* _Items from a figure collection_:

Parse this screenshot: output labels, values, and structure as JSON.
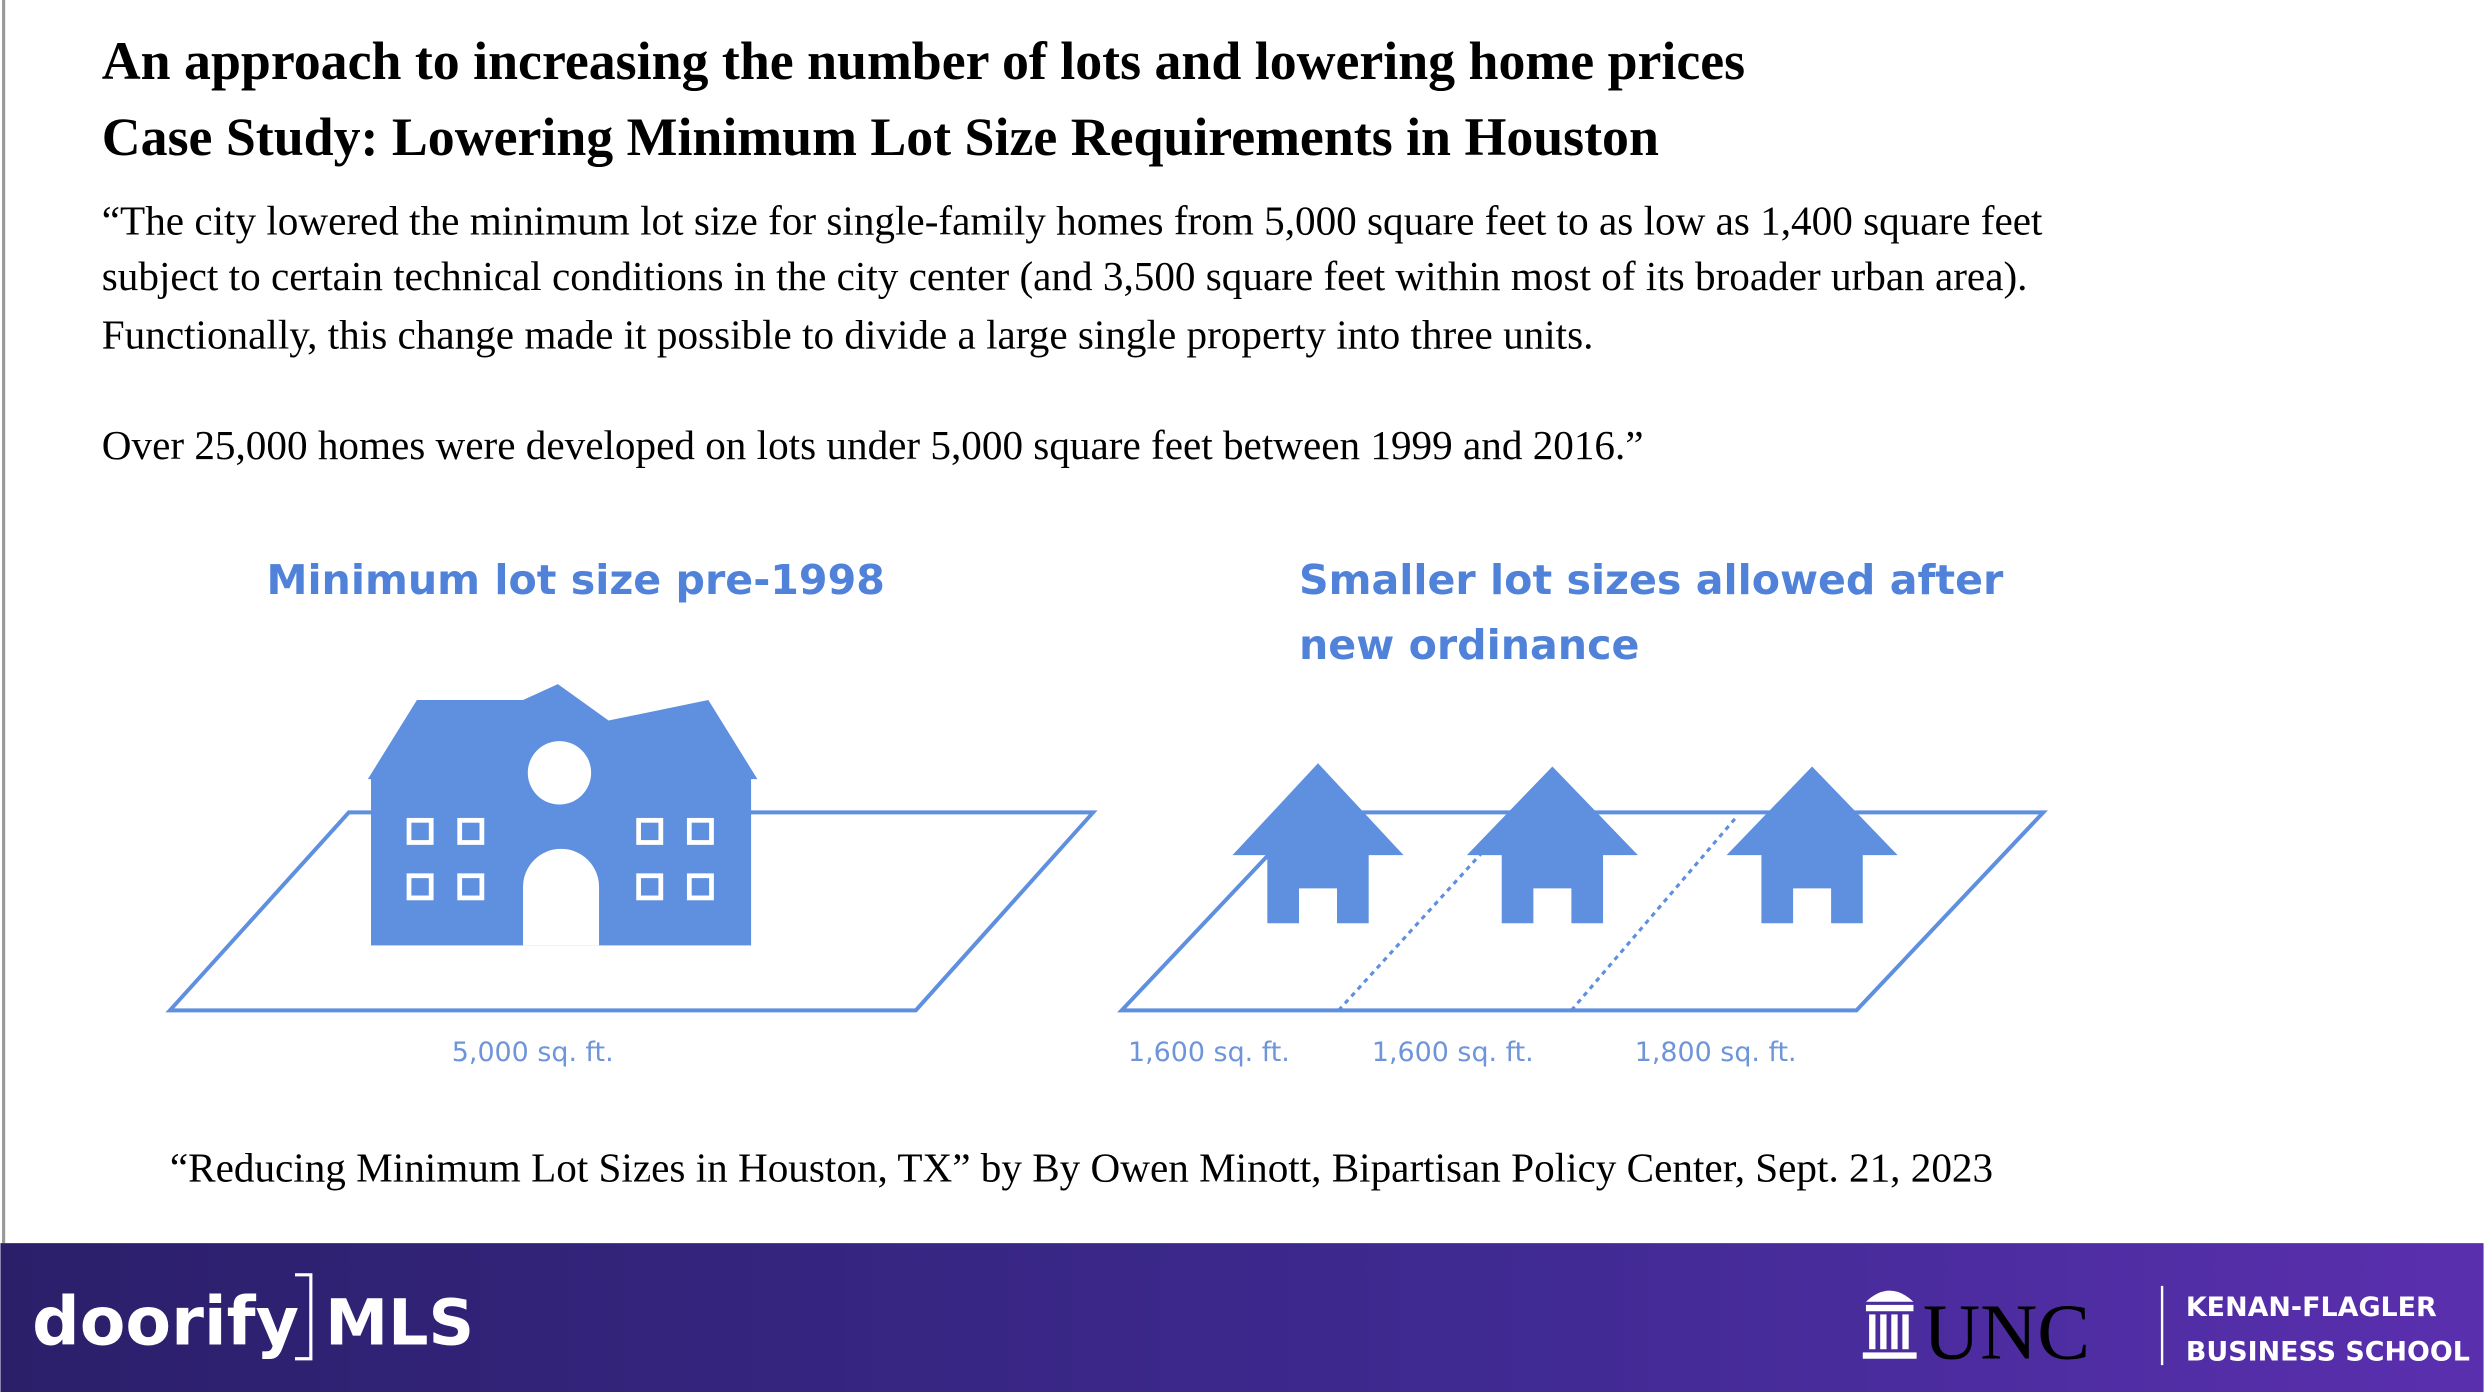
{
  "header": {
    "title_lines": [
      "An approach to increasing the number of lots and lowering home prices",
      "Case Study: Lowering Minimum Lot Size Requirements in Houston"
    ]
  },
  "quote": {
    "paragraph1_lines": [
      "“The city lowered the minimum lot size for single-family homes from 5,000 square feet to as low as 1,400 square feet",
      "subject to certain technical conditions in the city center (and 3,500 square feet within most of its broader urban area).",
      "Functionally, this change made it possible to divide a large single property into three units."
    ],
    "paragraph2": "Over 25,000 homes were developed on lots under 5,000 square feet between 1999 and 2016.”"
  },
  "diagram": {
    "left_title": "Minimum lot size pre-1998",
    "left_label": "5,000 sq. ft.",
    "right_title_lines": [
      "Smaller lot sizes allowed after",
      "new ordinance"
    ],
    "right_labels": [
      "1,600 sq. ft.",
      "1,600 sq. ft.",
      "1,800 sq. ft."
    ]
  },
  "citation": "“Reducing Minimum Lot Sizes in Houston, TX” by By  Owen Minott, Bipartisan Policy Center, Sept. 21, 2023",
  "footer": {
    "brand": "doorify",
    "brand_suffix": "MLS",
    "university": "UNC",
    "school_lines": [
      "KENAN-FLAGLER",
      "BUSINESS SCHOOL"
    ]
  }
}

* _The problem_: Return a copy of every line that includes the word "Houston".

* _The completed task_:
      "Case Study: Lowering Minimum Lot Size Requirements in Houston"
  "citation": "“Reducing Minimum Lot Sizes in Houston, TX” by By  Owen Minott, Bipartisan Policy Center, Sept. 21, 2023",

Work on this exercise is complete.